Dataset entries

# # # #

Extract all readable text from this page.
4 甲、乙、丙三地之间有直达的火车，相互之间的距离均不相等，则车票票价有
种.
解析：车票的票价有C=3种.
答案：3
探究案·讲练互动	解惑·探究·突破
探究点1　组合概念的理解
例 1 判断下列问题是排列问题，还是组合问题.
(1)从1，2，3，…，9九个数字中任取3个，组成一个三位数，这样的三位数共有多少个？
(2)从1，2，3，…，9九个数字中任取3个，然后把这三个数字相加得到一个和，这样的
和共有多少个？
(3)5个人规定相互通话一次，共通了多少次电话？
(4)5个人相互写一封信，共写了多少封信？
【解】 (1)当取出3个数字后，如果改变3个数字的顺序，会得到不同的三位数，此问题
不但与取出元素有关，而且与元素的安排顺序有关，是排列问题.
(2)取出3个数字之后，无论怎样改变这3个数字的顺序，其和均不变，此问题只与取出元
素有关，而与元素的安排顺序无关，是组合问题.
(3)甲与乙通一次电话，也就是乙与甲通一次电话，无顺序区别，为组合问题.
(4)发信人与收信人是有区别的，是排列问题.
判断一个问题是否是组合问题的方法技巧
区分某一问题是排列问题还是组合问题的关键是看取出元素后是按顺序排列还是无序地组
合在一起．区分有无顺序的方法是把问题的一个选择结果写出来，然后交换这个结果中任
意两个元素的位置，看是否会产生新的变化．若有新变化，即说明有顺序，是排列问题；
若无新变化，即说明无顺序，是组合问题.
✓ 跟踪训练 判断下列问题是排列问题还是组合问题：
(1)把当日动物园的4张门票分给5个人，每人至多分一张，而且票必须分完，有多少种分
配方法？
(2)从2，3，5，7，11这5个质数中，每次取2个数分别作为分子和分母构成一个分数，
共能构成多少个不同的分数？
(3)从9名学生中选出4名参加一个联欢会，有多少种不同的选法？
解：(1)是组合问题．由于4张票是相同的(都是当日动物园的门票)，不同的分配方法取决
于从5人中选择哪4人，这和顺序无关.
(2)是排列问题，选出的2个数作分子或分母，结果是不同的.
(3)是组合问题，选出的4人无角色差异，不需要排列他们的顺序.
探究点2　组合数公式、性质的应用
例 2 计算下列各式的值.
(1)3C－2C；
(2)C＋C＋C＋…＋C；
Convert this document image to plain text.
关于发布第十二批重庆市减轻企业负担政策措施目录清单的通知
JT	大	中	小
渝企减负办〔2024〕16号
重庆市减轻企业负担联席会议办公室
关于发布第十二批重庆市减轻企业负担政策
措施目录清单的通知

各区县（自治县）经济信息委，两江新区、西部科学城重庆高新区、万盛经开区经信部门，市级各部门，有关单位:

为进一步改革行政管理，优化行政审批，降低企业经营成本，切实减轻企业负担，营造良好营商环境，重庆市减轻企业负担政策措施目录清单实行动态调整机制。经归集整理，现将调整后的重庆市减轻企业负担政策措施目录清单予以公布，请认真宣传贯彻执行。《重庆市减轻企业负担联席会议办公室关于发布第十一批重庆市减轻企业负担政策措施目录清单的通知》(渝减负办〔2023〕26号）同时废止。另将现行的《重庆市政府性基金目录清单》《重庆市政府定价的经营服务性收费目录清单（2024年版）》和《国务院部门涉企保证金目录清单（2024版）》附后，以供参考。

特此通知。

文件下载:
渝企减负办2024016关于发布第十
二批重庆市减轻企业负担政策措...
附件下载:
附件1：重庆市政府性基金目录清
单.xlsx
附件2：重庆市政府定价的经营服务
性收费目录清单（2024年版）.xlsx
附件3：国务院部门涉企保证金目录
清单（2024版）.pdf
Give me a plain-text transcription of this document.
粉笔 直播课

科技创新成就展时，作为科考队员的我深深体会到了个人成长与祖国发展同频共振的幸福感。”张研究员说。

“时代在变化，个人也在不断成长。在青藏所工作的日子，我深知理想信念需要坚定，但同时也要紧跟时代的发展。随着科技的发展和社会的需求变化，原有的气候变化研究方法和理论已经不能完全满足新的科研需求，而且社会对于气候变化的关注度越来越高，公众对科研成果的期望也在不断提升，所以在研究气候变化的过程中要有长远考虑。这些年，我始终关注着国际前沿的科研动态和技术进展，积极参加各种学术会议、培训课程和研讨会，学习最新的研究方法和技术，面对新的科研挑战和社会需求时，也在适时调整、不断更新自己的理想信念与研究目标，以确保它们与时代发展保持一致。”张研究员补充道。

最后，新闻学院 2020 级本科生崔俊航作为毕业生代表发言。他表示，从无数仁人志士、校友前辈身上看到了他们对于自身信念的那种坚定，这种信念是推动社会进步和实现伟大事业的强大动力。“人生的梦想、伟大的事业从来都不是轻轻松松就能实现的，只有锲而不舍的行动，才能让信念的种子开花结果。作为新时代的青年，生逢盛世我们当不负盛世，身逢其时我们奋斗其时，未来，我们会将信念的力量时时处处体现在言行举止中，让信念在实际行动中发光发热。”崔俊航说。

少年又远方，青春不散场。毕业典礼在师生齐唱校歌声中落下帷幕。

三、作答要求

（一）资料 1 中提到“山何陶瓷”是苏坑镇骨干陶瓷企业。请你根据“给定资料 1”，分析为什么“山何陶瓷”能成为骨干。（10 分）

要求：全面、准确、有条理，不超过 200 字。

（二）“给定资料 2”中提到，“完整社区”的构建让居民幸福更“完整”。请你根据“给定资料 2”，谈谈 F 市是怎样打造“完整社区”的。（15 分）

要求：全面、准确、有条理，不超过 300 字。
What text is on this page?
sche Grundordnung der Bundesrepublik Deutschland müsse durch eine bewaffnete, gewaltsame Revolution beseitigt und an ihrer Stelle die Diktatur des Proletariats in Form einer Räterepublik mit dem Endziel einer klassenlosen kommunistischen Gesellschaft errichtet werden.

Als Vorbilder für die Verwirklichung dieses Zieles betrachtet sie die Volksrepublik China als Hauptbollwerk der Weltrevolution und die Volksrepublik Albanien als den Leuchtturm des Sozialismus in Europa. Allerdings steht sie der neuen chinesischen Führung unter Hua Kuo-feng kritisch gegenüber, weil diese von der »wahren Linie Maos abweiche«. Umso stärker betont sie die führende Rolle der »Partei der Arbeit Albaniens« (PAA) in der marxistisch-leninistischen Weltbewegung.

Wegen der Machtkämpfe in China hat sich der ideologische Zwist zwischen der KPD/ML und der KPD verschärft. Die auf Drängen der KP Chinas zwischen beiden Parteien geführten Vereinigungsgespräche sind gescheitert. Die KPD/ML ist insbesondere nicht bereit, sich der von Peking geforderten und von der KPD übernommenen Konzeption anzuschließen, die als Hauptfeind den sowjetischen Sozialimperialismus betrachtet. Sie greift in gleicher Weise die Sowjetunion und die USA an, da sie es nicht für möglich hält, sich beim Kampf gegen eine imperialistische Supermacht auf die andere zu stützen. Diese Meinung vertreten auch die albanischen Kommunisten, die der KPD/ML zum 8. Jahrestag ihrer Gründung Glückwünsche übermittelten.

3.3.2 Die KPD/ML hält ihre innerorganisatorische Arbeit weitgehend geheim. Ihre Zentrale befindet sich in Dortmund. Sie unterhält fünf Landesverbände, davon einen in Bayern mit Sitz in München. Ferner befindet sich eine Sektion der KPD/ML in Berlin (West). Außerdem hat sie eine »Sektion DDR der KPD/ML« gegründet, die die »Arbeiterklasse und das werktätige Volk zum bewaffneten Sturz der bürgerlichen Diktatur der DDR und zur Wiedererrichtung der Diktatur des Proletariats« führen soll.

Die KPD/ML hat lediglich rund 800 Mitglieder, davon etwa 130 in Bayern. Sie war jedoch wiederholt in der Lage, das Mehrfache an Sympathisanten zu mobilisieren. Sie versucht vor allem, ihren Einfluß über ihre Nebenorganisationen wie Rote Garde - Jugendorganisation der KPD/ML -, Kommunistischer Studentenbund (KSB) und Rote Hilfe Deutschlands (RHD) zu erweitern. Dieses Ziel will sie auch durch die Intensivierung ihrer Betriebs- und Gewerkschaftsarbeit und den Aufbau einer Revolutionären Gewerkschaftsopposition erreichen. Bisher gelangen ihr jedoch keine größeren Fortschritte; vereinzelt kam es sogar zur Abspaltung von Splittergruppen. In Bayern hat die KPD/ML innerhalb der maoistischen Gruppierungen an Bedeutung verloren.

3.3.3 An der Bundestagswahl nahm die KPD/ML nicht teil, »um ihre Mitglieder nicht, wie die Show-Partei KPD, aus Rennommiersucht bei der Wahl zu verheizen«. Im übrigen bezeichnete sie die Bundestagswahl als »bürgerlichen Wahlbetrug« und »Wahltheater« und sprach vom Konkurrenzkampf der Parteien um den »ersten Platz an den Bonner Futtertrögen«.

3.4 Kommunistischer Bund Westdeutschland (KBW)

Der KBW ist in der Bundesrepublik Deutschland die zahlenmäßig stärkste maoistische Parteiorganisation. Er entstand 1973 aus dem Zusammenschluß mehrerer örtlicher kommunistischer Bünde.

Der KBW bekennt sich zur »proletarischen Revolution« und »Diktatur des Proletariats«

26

# # # #

## What is required
Identify each line of the material where the word "Proletariats" shows up, and copy it.

## Task solution
sche Grundordnung der Bundesrepublik Deutschland müsse durch eine bewaffnete, gewaltsame Revolution beseitigt und an ihrer Stelle die Diktatur des Proletariats in Form einer Räterepublik mit dem Endziel einer klassenlosen kommunistischen Gesellschaft errichtet werden.
3.3.2 Die KPD/ML hält ihre innerorganisatorische Arbeit weitgehend geheim. Ihre Zentrale befindet sich in Dortmund. Sie unterhält fünf Landesverbände, davon einen in Bayern mit Sitz in München. Ferner befindet sich eine Sektion der KPD/ML in Berlin (West). Außerdem hat sie eine »Sektion DDR der KPD/ML« gegründet, die die »Arbeiterklasse und das werktätige Volk zum bewaffneten Sturz der bürgerlichen Diktatur der DDR und zur Wiedererrichtung der Diktatur des Proletariats« führen soll.
Der KBW bekennt sich zur »proletarischen Revolution« und »Diktatur des Proletariats«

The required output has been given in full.